Gather each line containing the string "آبان" from these entries.

*-*-*

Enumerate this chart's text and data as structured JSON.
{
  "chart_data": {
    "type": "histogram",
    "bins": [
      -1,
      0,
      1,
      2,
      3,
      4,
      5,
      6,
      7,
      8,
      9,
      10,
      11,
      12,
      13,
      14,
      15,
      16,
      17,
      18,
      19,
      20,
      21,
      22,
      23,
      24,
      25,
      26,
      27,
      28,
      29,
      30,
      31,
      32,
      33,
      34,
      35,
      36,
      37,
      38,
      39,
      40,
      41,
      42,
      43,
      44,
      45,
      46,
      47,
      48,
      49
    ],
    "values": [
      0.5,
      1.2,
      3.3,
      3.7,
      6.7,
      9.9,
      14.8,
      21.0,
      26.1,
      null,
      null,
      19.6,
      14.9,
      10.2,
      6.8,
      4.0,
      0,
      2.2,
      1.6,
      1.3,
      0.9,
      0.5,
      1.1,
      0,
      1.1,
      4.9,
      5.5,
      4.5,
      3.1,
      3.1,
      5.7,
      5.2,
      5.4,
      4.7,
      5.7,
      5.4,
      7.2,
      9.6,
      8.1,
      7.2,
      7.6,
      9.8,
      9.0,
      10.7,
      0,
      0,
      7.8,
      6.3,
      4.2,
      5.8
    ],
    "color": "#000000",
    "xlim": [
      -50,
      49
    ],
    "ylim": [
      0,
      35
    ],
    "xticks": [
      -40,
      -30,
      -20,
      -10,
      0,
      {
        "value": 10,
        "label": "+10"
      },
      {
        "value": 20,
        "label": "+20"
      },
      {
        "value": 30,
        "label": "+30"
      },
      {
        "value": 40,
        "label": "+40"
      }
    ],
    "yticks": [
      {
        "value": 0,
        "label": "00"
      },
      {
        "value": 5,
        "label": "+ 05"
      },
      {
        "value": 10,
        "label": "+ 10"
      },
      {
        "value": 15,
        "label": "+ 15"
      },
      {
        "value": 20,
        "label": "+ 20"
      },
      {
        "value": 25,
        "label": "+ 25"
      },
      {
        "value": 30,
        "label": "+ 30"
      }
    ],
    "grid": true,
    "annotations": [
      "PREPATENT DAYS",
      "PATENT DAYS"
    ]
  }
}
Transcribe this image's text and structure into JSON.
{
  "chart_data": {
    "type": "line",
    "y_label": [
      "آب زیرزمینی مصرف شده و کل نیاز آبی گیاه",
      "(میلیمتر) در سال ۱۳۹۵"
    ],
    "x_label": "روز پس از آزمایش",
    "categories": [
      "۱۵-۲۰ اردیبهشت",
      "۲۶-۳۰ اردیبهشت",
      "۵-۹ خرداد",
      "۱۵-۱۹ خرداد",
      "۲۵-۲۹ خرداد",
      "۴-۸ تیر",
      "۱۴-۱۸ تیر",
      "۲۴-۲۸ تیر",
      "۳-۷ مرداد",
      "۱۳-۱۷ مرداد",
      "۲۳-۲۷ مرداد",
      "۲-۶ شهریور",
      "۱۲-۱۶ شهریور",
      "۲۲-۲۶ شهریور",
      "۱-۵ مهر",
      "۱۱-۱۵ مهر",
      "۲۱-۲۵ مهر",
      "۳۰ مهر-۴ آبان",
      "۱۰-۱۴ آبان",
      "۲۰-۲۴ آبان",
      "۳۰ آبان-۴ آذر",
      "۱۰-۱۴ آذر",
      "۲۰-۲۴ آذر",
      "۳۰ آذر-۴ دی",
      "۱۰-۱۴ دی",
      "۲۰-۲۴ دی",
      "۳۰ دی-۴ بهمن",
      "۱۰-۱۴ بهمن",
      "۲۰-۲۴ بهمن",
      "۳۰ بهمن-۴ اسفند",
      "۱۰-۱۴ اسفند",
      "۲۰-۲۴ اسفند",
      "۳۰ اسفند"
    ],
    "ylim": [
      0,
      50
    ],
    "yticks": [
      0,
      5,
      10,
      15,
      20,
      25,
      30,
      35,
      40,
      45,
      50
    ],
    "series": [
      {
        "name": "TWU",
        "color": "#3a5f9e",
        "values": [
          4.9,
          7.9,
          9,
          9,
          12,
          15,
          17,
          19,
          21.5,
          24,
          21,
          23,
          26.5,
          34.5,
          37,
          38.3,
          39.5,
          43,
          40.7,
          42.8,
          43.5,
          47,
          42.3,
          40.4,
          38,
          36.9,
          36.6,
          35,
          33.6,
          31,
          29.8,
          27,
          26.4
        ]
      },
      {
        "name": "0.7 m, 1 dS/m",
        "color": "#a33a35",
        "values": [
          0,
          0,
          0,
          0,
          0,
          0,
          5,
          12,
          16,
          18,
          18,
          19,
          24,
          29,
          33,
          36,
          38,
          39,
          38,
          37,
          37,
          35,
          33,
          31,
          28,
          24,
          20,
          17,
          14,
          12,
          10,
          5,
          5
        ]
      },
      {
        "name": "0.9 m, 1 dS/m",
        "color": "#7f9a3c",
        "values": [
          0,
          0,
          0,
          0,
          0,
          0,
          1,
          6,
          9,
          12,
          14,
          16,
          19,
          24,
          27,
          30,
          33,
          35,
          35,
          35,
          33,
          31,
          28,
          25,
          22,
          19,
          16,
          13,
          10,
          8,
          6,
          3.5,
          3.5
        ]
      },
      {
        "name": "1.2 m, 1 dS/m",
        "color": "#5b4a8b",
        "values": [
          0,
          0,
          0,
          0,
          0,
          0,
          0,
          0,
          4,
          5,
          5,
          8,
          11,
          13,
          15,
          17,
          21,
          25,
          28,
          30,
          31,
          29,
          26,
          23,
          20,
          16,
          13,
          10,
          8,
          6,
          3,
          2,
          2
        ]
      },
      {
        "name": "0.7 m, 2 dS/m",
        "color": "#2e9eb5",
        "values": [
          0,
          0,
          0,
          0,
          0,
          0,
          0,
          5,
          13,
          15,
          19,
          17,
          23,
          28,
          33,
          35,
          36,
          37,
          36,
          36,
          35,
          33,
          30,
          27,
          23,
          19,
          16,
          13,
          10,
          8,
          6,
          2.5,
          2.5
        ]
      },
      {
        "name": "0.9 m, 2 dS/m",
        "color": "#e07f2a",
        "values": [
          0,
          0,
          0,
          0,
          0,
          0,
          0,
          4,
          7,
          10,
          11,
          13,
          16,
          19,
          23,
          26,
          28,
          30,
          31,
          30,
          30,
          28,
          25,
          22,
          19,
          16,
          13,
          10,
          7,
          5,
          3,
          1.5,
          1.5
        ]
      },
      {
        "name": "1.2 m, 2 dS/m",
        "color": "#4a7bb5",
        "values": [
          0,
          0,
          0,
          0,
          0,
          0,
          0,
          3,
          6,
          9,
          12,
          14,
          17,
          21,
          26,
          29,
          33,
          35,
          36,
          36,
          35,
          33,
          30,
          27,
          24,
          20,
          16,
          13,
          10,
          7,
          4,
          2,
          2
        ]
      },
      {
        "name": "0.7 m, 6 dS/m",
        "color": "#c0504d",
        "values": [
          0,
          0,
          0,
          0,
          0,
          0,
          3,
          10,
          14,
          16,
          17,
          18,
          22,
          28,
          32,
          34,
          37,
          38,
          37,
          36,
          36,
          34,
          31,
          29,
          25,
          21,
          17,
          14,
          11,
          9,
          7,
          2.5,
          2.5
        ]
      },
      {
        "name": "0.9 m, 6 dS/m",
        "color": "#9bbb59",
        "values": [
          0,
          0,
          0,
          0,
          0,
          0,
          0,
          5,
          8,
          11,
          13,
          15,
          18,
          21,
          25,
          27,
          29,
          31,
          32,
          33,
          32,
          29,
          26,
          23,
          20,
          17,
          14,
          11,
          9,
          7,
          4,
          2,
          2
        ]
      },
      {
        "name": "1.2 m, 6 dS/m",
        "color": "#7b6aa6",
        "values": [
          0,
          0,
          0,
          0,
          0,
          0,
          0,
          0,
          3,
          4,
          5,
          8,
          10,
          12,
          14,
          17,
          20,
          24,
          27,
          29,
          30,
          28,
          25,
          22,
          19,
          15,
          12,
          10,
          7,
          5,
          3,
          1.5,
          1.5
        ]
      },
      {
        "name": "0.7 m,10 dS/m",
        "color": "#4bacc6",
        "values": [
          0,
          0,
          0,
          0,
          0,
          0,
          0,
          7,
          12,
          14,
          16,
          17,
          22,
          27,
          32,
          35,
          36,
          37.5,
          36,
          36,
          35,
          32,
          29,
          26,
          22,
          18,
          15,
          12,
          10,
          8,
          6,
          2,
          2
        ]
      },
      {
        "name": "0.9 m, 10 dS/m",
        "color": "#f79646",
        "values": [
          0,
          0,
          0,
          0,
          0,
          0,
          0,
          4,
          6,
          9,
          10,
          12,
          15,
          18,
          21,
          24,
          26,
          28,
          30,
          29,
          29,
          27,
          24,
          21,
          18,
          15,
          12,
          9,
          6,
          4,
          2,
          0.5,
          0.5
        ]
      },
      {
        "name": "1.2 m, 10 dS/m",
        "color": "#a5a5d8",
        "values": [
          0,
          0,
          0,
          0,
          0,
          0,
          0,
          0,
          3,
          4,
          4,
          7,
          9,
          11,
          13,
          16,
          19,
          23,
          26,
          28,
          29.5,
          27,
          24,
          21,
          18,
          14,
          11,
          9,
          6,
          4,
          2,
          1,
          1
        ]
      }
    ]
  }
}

*-*-*

Response to this exercise =
      "۳۰ مهر-۴ آبان",
      "۱۰-۱۴ آبان",
      "۲۰-۲۴ آبان",
      "۳۰ آبان-۴ آذر",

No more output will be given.